* Begin LISTING *

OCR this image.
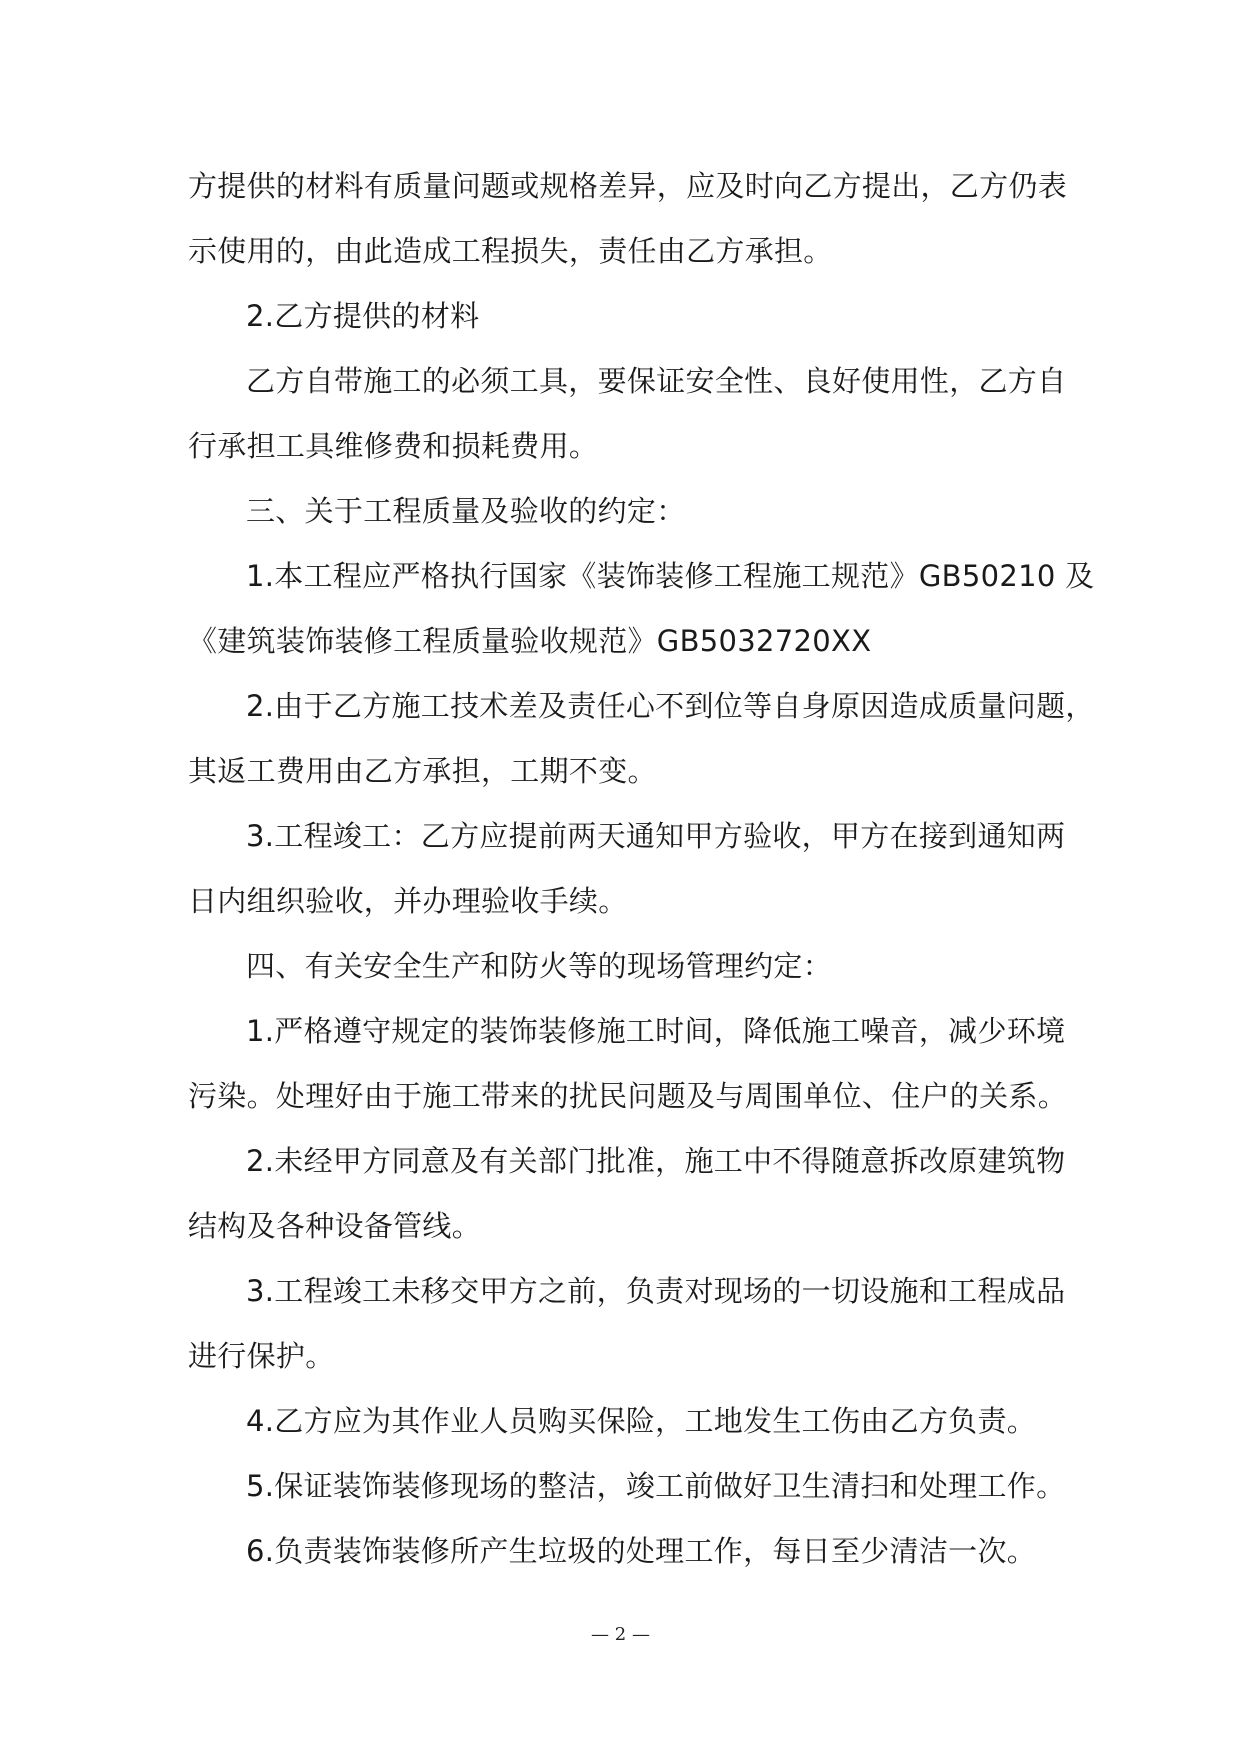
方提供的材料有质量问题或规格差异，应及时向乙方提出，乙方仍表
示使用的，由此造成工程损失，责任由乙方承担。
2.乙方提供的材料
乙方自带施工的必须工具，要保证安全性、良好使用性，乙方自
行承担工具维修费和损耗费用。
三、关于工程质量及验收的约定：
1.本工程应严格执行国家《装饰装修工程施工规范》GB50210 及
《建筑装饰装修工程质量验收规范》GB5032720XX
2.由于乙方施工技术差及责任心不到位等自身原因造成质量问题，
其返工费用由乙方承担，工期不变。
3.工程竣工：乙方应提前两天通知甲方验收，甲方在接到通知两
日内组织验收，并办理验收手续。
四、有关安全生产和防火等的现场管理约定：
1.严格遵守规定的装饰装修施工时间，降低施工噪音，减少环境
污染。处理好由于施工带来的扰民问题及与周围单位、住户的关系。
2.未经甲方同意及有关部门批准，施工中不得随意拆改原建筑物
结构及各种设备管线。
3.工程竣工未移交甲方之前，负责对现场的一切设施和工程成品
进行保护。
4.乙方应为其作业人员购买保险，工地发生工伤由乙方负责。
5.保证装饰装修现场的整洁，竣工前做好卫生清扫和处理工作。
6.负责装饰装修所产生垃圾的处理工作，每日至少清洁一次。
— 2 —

* End LISTING *

Quote each entry above verbatim and drop the pictures.

OCR this image.
方提供的材料有质量问题或规格差异，应及时向乙方提出，乙方仍表
示使用的，由此造成工程损失，责任由乙方承担。
2.乙方提供的材料
乙方自带施工的必须工具，要保证安全性、良好使用性，乙方自
行承担工具维修费和损耗费用。
三、关于工程质量及验收的约定：
1.本工程应严格执行国家《装饰装修工程施工规范》GB50210 及
《建筑装饰装修工程质量验收规范》GB5032720XX
2.由于乙方施工技术差及责任心不到位等自身原因造成质量问题，
其返工费用由乙方承担，工期不变。
3.工程竣工：乙方应提前两天通知甲方验收，甲方在接到通知两
日内组织验收，并办理验收手续。
四、有关安全生产和防火等的现场管理约定：
1.严格遵守规定的装饰装修施工时间，降低施工噪音，减少环境
污染。处理好由于施工带来的扰民问题及与周围单位、住户的关系。
2.未经甲方同意及有关部门批准，施工中不得随意拆改原建筑物
结构及各种设备管线。
3.工程竣工未移交甲方之前，负责对现场的一切设施和工程成品
进行保护。
4.乙方应为其作业人员购买保险，工地发生工伤由乙方负责。
5.保证装饰装修现场的整洁，竣工前做好卫生清扫和处理工作。
6.负责装饰装修所产生垃圾的处理工作，每日至少清洁一次。
— 2 —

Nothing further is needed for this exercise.